Dataset excerpts
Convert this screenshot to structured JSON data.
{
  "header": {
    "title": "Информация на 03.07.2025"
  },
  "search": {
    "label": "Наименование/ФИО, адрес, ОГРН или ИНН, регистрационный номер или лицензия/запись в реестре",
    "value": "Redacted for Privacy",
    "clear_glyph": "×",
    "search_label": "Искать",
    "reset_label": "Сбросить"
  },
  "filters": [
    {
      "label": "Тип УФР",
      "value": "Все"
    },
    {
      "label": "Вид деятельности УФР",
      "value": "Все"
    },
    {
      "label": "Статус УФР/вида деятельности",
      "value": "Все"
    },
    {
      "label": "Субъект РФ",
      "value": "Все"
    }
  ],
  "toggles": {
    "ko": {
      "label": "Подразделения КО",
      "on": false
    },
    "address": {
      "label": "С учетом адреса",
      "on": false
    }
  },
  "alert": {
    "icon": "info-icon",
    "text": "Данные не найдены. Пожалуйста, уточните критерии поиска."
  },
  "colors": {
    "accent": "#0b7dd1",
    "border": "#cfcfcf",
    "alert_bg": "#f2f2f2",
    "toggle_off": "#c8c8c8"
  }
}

*To be done*. Above are the records. Copy every line in them holding "деятельности".

*Full output*.
      "label": "Вид деятельности УФР",
      "label": "Статус УФР/вида деятельности",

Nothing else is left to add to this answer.